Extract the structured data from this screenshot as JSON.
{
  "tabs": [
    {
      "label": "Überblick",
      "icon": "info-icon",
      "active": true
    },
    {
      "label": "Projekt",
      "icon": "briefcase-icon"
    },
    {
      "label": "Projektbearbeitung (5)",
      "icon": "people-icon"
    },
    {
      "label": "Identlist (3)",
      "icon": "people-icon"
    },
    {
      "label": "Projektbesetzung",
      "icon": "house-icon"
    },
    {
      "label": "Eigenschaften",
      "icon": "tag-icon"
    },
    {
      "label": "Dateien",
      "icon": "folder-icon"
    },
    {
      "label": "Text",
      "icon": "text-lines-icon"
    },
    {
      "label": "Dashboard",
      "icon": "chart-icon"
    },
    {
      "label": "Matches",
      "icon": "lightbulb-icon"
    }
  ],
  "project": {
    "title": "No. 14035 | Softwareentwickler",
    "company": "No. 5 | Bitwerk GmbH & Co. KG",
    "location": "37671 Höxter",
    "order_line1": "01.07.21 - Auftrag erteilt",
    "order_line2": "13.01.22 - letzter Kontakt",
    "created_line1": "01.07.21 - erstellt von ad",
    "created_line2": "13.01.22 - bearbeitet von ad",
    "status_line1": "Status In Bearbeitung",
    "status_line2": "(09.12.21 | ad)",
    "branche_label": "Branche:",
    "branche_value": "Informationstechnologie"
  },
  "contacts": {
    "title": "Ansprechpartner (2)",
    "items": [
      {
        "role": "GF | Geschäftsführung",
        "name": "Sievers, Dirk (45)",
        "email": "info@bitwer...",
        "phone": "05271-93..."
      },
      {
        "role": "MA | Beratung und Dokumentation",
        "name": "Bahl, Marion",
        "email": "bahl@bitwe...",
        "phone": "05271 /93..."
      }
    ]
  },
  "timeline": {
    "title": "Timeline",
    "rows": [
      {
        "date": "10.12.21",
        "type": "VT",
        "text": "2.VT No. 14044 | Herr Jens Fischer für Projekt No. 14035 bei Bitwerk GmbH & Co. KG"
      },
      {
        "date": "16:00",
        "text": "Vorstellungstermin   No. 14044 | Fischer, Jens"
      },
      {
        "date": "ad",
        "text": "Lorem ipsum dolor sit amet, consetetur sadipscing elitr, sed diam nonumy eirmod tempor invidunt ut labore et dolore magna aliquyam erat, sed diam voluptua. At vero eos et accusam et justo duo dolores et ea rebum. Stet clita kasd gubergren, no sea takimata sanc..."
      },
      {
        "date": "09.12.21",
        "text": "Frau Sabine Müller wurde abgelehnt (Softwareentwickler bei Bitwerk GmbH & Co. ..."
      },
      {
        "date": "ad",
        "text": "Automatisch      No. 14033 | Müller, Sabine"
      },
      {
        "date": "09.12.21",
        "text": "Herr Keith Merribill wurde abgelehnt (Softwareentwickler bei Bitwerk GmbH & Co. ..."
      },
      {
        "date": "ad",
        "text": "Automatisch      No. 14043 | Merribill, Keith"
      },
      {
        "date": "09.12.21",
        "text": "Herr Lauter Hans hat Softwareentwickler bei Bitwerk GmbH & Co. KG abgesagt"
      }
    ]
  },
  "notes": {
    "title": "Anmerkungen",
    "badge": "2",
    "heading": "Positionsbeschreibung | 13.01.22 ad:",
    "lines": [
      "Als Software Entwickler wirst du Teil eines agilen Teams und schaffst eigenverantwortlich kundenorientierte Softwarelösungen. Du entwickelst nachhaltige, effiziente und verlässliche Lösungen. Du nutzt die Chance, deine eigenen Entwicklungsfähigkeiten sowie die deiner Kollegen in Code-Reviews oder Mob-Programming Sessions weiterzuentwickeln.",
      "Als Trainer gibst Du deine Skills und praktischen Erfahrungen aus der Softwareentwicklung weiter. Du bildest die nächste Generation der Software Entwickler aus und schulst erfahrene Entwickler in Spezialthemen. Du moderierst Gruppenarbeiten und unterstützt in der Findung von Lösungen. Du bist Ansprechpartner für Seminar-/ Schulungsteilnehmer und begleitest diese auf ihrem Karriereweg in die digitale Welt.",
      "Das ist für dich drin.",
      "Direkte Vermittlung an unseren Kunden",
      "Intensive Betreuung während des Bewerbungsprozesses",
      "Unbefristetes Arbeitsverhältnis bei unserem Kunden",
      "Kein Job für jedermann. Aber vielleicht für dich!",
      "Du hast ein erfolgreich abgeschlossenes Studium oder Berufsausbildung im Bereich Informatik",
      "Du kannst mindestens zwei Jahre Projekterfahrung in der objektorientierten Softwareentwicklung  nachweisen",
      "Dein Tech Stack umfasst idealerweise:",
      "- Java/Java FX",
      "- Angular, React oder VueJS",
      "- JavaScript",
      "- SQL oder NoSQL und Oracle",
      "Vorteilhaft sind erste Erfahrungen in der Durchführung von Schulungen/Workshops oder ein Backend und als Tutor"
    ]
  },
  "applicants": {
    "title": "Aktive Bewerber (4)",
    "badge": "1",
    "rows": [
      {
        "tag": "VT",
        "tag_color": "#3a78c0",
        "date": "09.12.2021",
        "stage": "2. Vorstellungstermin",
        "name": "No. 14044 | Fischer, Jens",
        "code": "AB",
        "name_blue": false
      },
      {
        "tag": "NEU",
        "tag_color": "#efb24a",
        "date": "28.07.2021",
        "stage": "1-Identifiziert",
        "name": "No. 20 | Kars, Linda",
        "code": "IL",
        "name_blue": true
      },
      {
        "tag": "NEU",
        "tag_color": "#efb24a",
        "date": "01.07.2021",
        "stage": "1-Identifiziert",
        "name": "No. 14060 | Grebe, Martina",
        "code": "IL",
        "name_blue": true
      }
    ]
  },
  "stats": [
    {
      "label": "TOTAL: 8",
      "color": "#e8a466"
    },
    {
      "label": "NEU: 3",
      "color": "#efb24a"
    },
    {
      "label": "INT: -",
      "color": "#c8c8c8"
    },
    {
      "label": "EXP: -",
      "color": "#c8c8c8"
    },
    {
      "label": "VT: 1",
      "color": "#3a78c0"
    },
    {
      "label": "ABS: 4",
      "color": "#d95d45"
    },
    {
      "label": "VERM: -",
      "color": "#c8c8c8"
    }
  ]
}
· · · · · · ·
DIRECTION: Give the complete listing a second time, exactly as it reads.

THE RESPONSE:
Extract the structured data from this screenshot as JSON.
{
  "tabs": [
    {
      "label": "Überblick",
      "icon": "info-icon",
      "active": true
    },
    {
      "label": "Projekt",
      "icon": "briefcase-icon"
    },
    {
      "label": "Projektbearbeitung (5)",
      "icon": "people-icon"
    },
    {
      "label": "Identlist (3)",
      "icon": "people-icon"
    },
    {
      "label": "Projektbesetzung",
      "icon": "house-icon"
    },
    {
      "label": "Eigenschaften",
      "icon": "tag-icon"
    },
    {
      "label": "Dateien",
      "icon": "folder-icon"
    },
    {
      "label": "Text",
      "icon": "text-lines-icon"
    },
    {
      "label": "Dashboard",
      "icon": "chart-icon"
    },
    {
      "label": "Matches",
      "icon": "lightbulb-icon"
    }
  ],
  "project": {
    "title": "No. 14035 | Softwareentwickler",
    "company": "No. 5 | Bitwerk GmbH & Co. KG",
    "location": "37671 Höxter",
    "order_line1": "01.07.21 - Auftrag erteilt",
    "order_line2": "13.01.22 - letzter Kontakt",
    "created_line1": "01.07.21 - erstellt von ad",
    "created_line2": "13.01.22 - bearbeitet von ad",
    "status_line1": "Status In Bearbeitung",
    "status_line2": "(09.12.21 | ad)",
    "branche_label": "Branche:",
    "branche_value": "Informationstechnologie"
  },
  "contacts": {
    "title": "Ansprechpartner (2)",
    "items": [
      {
        "role": "GF | Geschäftsführung",
        "name": "Sievers, Dirk (45)",
        "email": "info@bitwer...",
        "phone": "05271-93..."
      },
      {
        "role": "MA | Beratung und Dokumentation",
        "name": "Bahl, Marion",
        "email": "bahl@bitwe...",
        "phone": "05271 /93..."
      }
    ]
  },
  "timeline": {
    "title": "Timeline",
    "rows": [
      {
        "date": "10.12.21",
        "type": "VT",
        "text": "2.VT No. 14044 | Herr Jens Fischer für Projekt No. 14035 bei Bitwerk GmbH & Co. KG"
      },
      {
        "date": "16:00",
        "text": "Vorstellungstermin   No. 14044 | Fischer, Jens"
      },
      {
        "date": "ad",
        "text": "Lorem ipsum dolor sit amet, consetetur sadipscing elitr, sed diam nonumy eirmod tempor invidunt ut labore et dolore magna aliquyam erat, sed diam voluptua. At vero eos et accusam et justo duo dolores et ea rebum. Stet clita kasd gubergren, no sea takimata sanc..."
      },
      {
        "date": "09.12.21",
        "text": "Frau Sabine Müller wurde abgelehnt (Softwareentwickler bei Bitwerk GmbH & Co. ..."
      },
      {
        "date": "ad",
        "text": "Automatisch      No. 14033 | Müller, Sabine"
      },
      {
        "date": "09.12.21",
        "text": "Herr Keith Merribill wurde abgelehnt (Softwareentwickler bei Bitwerk GmbH & Co. ..."
      },
      {
        "date": "ad",
        "text": "Automatisch      No. 14043 | Merribill, Keith"
      },
      {
        "date": "09.12.21",
        "text": "Herr Lauter Hans hat Softwareentwickler bei Bitwerk GmbH & Co. KG abgesagt"
      }
    ]
  },
  "notes": {
    "title": "Anmerkungen",
    "badge": "2",
    "heading": "Positionsbeschreibung | 13.01.22 ad:",
    "lines": [
      "Als Software Entwickler wirst du Teil eines agilen Teams und schaffst eigenverantwortlich kundenorientierte Softwarelösungen. Du entwickelst nachhaltige, effiziente und verlässliche Lösungen. Du nutzt die Chance, deine eigenen Entwicklungsfähigkeiten sowie die deiner Kollegen in Code-Reviews oder Mob-Programming Sessions weiterzuentwickeln.",
      "Als Trainer gibst Du deine Skills und praktischen Erfahrungen aus der Softwareentwicklung weiter. Du bildest die nächste Generation der Software Entwickler aus und schulst erfahrene Entwickler in Spezialthemen. Du moderierst Gruppenarbeiten und unterstützt in der Findung von Lösungen. Du bist Ansprechpartner für Seminar-/ Schulungsteilnehmer und begleitest diese auf ihrem Karriereweg in die digitale Welt.",
      "Das ist für dich drin.",
      "Direkte Vermittlung an unseren Kunden",
      "Intensive Betreuung während des Bewerbungsprozesses",
      "Unbefristetes Arbeitsverhältnis bei unserem Kunden",
      "Kein Job für jedermann. Aber vielleicht für dich!",
      "Du hast ein erfolgreich abgeschlossenes Studium oder Berufsausbildung im Bereich Informatik",
      "Du kannst mindestens zwei Jahre Projekterfahrung in der objektorientierten Softwareentwicklung  nachweisen",
      "Dein Tech Stack umfasst idealerweise:",
      "- Java/Java FX",
      "- Angular, React oder VueJS",
      "- JavaScript",
      "- SQL oder NoSQL und Oracle",
      "Vorteilhaft sind erste Erfahrungen in der Durchführung von Schulungen/Workshops oder ein Backend und als Tutor"
    ]
  },
  "applicants": {
    "title": "Aktive Bewerber (4)",
    "badge": "1",
    "rows": [
      {
        "tag": "VT",
        "tag_color": "#3a78c0",
        "date": "09.12.2021",
        "stage": "2. Vorstellungstermin",
        "name": "No. 14044 | Fischer, Jens",
        "code": "AB",
        "name_blue": false
      },
      {
        "tag": "NEU",
        "tag_color": "#efb24a",
        "date": "28.07.2021",
        "stage": "1-Identifiziert",
        "name": "No. 20 | Kars, Linda",
        "code": "IL",
        "name_blue": true
      },
      {
        "tag": "NEU",
        "tag_color": "#efb24a",
        "date": "01.07.2021",
        "stage": "1-Identifiziert",
        "name": "No. 14060 | Grebe, Martina",
        "code": "IL",
        "name_blue": true
      }
    ]
  },
  "stats": [
    {
      "label": "TOTAL: 8",
      "color": "#e8a466"
    },
    {
      "label": "NEU: 3",
      "color": "#efb24a"
    },
    {
      "label": "INT: -",
      "color": "#c8c8c8"
    },
    {
      "label": "EXP: -",
      "color": "#c8c8c8"
    },
    {
      "label": "VT: 1",
      "color": "#3a78c0"
    },
    {
      "label": "ABS: 4",
      "color": "#d95d45"
    },
    {
      "label": "VERM: -",
      "color": "#c8c8c8"
    }
  ]
}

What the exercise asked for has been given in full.